WHAT THE TASK ASKS — Copy each line of the data below with the word "указанных".

= = =

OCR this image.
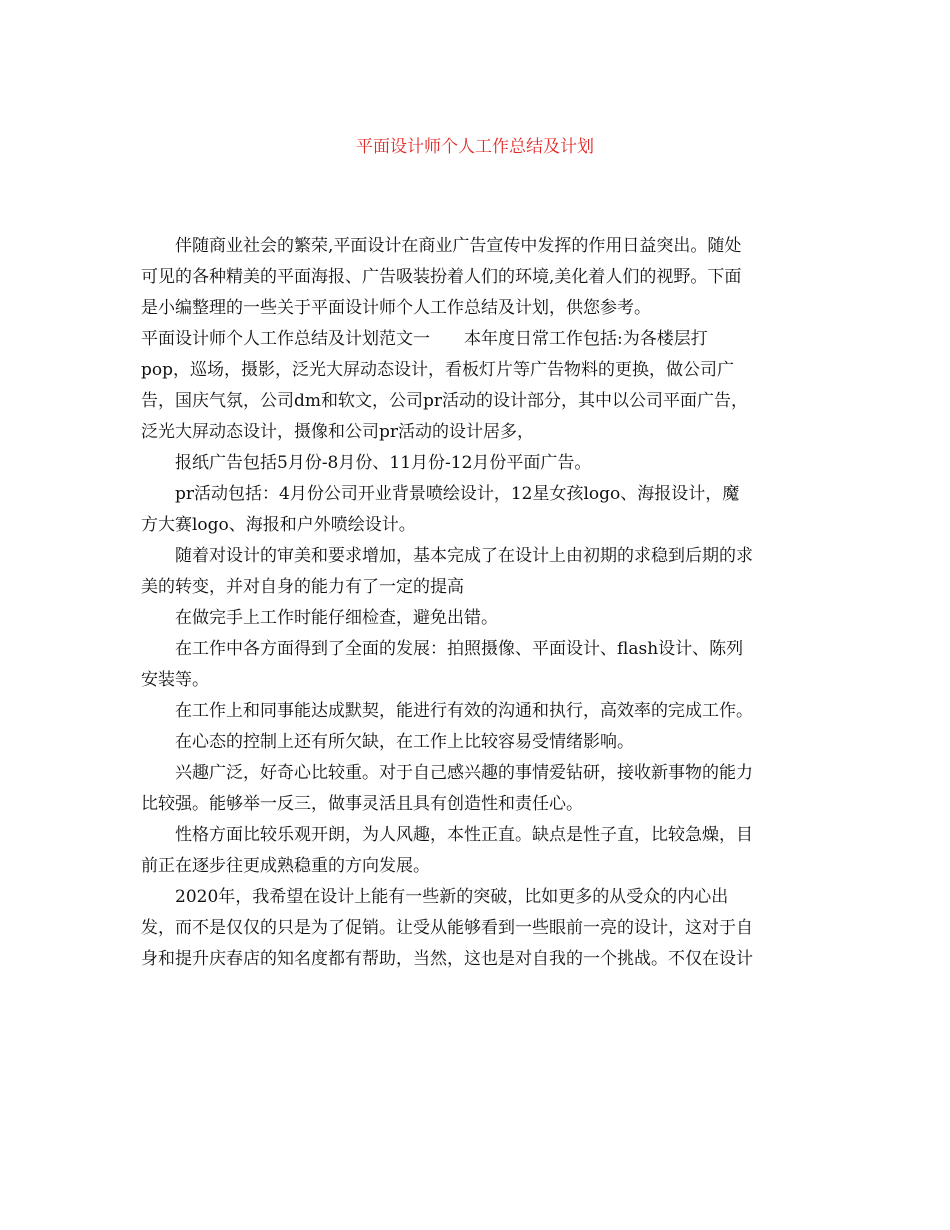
平面设计师个人工作总结及计划
伴随商业社会的繁荣,平面设计在商业广告宣传中发挥的作用日益突出。随处
可见的各种精美的平面海报、广告吸装扮着人们的环境,美化着人们的视野。下面
是小编整理的一些关于平面设计师个人工作总结及计划，供您参考。
平面设计师个人工作总结及计划范文一　　本年度日常工作包括:为各楼层打
pop，巡场，摄影，泛光大屏动态设计，看板灯片等广告物料的更换，做公司广
告，国庆气氛，公司dm和软文，公司pr活动的设计部分，其中以公司平面广告，
泛光大屏动态设计，摄像和公司pr活动的设计居多，
报纸广告包括5月份-8月份、11月份-12月份平面广告。
pr活动包括：4月份公司开业背景喷绘设计，12星女孩logo、海报设计，魔
方大赛logo、海报和户外喷绘设计。
随着对设计的审美和要求增加，基本完成了在设计上由初期的求稳到后期的求
美的转变，并对自身的能力有了一定的提高
在做完手上工作时能仔细检查，避免出错。
在工作中各方面得到了全面的发展：拍照摄像、平面设计、flash设计、陈列
安装等。
在工作上和同事能达成默契，能进行有效的沟通和执行，高效率的完成工作。
在心态的控制上还有所欠缺，在工作上比较容易受情绪影响。
兴趣广泛，好奇心比较重。对于自己感兴趣的事情爱钻研，接收新事物的能力
比较强。能够举一反三，做事灵活且具有创造性和责任心。
性格方面比较乐观开朗，为人风趣，本性正直。缺点是性子直，比较急燥，目
前正在逐步往更成熟稳重的方向发展。
2020年，我希望在设计上能有一些新的突破，比如更多的从受众的内心出
发，而不是仅仅的只是为了促销。让受从能够看到一些眼前一亮的设计，这对于自
身和提升庆春店的知名度都有帮助，当然，这也是对自我的一个挑战。不仅在设计
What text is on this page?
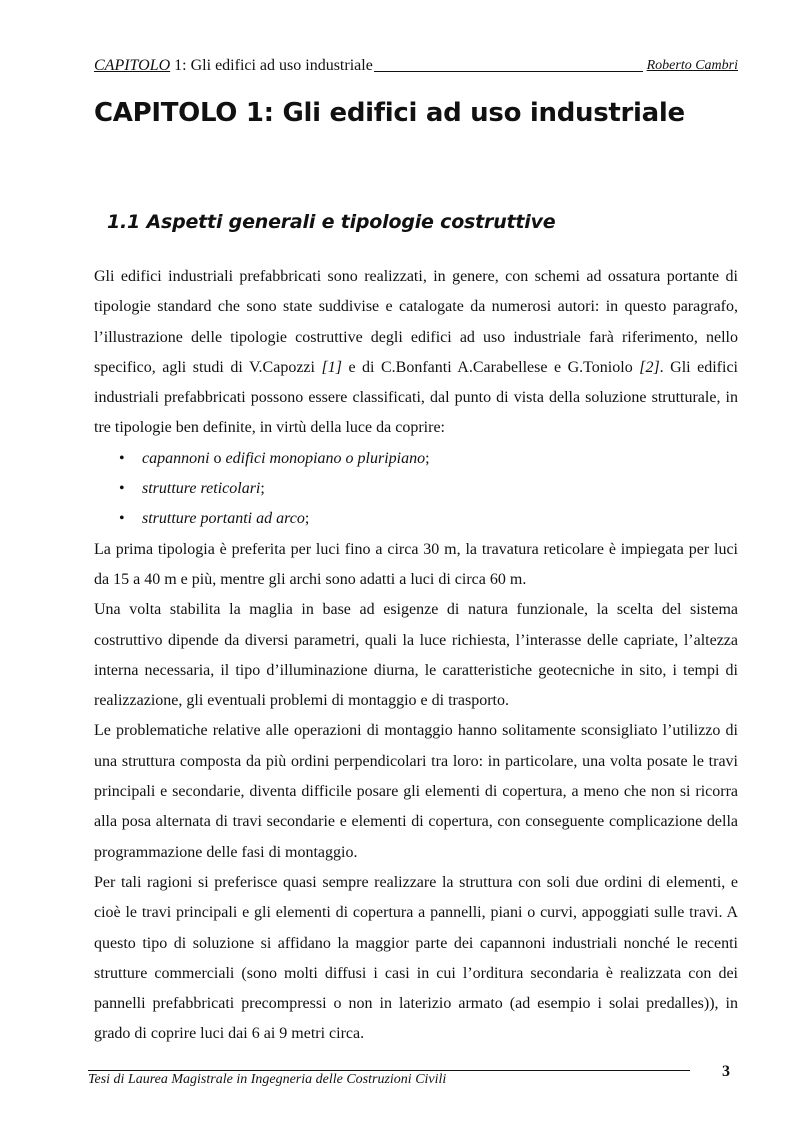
CAPITOLO 1: Gli edifici ad uso industriale	Roberto Cambri
CAPITOLO 1: Gli edifici ad uso industriale
1.1 Aspetti generali e tipologie costruttive

Gli edifici industriali prefabbricati sono realizzati, in genere, con schemi ad ossatura portante di tipologie standard che sono state suddivise e catalogate da numerosi autori: in questo paragrafo, l’illustrazione delle tipologie costruttive degli edifici ad uso industriale farà riferimento, nello specifico, agli studi di V.Capozzi [1] e di C.Bonfanti A.Carabellese e G.Toniolo [2]. Gli edifici industriali prefabbricati possono essere classificati, dal punto di vista della soluzione strutturale, in tre tipologie ben definite, in virtù della luce da coprire:

• capannoni o edifici monopiano o pluripiano;
• strutture reticolari;
• strutture portanti ad arco;

La prima tipologia è preferita per luci fino a circa 30 m, la travatura reticolare è impiegata per luci da 15 a 40 m e più, mentre gli archi sono adatti a luci di circa 60 m.

Una volta stabilita la maglia in base ad esigenze di natura funzionale, la scelta del sistema costruttivo dipende da diversi parametri, quali la luce richiesta, l’interasse delle capriate, l’altezza interna necessaria, il tipo d’illuminazione diurna, le caratteristiche geotecniche in sito, i tempi di realizzazione, gli eventuali problemi di montaggio e di trasporto.

Le problematiche relative alle operazioni di montaggio hanno solitamente sconsigliato l’utilizzo di una struttura composta da più ordini perpendicolari tra loro: in particolare, una volta posate le travi principali e secondarie, diventa difficile posare gli elementi di copertura, a meno che non si ricorra alla posa alternata di travi secondarie e elementi di copertura, con conseguente complicazione della programmazione delle fasi di montaggio.

Per tali ragioni si preferisce quasi sempre realizzare la struttura con soli due ordini di elementi, e cioè le travi principali e gli elementi di copertura a pannelli, piani o curvi, appoggiati sulle travi. A questo tipo di soluzione si affidano la maggior parte dei capannoni industriali nonché le recenti strutture commerciali (sono molti diffusi i casi in cui l’orditura secondaria è realizzata con dei pannelli prefabbricati precompressi o non in laterizio armato (ad esempio i solai predalles)), in grado di coprire luci dai 6 ai 9 metri circa.

Tesi di Laurea Magistrale in Ingegneria delle Costruzioni Civili	3
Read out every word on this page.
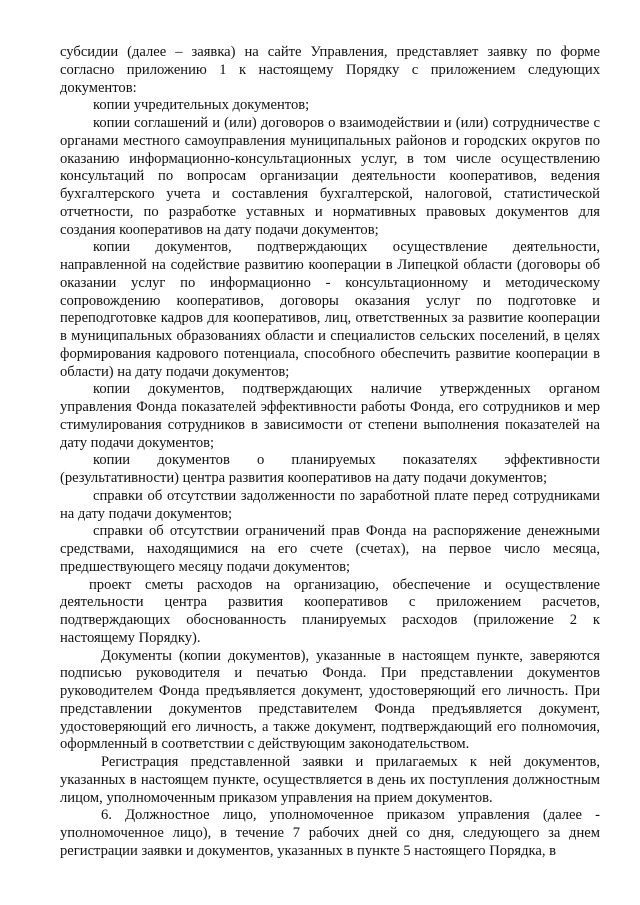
субсидии (далее – заявка) на сайте Управления, представляет заявку по форме согласно приложению 1 к настоящему Порядку с приложением следующих документов:

копии учредительных документов;

копии соглашений и (или) договоров о взаимодействии и (или) сотрудничестве с органами местного самоуправления муниципальных районов и городских округов по оказанию информационно-консультационных услуг, в том числе осуществлению консультаций по вопросам организации деятельности кооперативов, ведения бухгалтерского учета и составления бухгалтерской, налоговой, статистической отчетности, по разработке уставных и нормативных правовых документов для создания кооперативов на дату подачи документов;

копии документов, подтверждающих осуществление деятельности, направленной на содействие развитию кооперации в Липецкой области (договоры об оказании услуг по информационно - консультационному и методическому сопровождению кооперативов, договоры оказания услуг по подготовке и переподготовке кадров для кооперативов, лиц, ответственных за развитие кооперации в муниципальных образованиях области и специалистов сельских поселений, в целях формирования кадрового потенциала, способного обеспечить развитие кооперации в области) на дату подачи документов;

копии документов, подтверждающих наличие утвержденных органом управления Фонда показателей эффективности работы Фонда, его сотрудников и мер стимулирования сотрудников в зависимости от степени выполнения показателей на дату подачи документов;

копии документов о планируемых показателях эффективности (результативности) центра развития кооперативов на дату подачи документов;

справки об отсутствии задолженности по заработной плате перед сотрудниками на дату подачи документов;

справки об отсутствии ограничений прав Фонда на распоряжение денежными средствами, находящимися на его счете (счетах), на первое число месяца, предшествующего месяцу подачи документов;

проект сметы расходов на организацию, обеспечение и осуществление деятельности центра развития кооперативов с приложением расчетов, подтверждающих обоснованность планируемых расходов (приложение 2 к настоящему Порядку).

Документы (копии документов), указанные в настоящем пункте, заверяются подписью руководителя и печатью Фонда. При представлении документов руководителем Фонда предъявляется документ, удостоверяющий его личность. При представлении документов представителем Фонда предъявляется документ, удостоверяющий его личность, а также документ, подтверждающий его полномочия, оформленный в соответствии с действующим законодательством.

Регистрация представленной заявки и прилагаемых к ней документов, указанных в настоящем пункте, осуществляется в день их поступления должностным лицом, уполномоченным приказом управления на прием документов.

6. Должностное лицо, уполномоченное приказом управления (далее - уполномоченное лицо), в течение 7 рабочих дней со дня, следующего за днем регистрации заявки и документов, указанных в пункте 5 настоящего Порядка, в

= = =

ANSWER FOR THE TASK —
Регистрация представленной заявки и прилагаемых к ней документов, указанных в настоящем пункте, осуществляется в день их поступления должностным лицом, уполномоченным приказом управления на прием документов.
6. Должностное лицо, уполномоченное приказом управления (далее - уполномоченное лицо), в течение 7 рабочих дней со дня, следующего за днем регистрации заявки и документов, указанных в пункте 5 настоящего Порядка, в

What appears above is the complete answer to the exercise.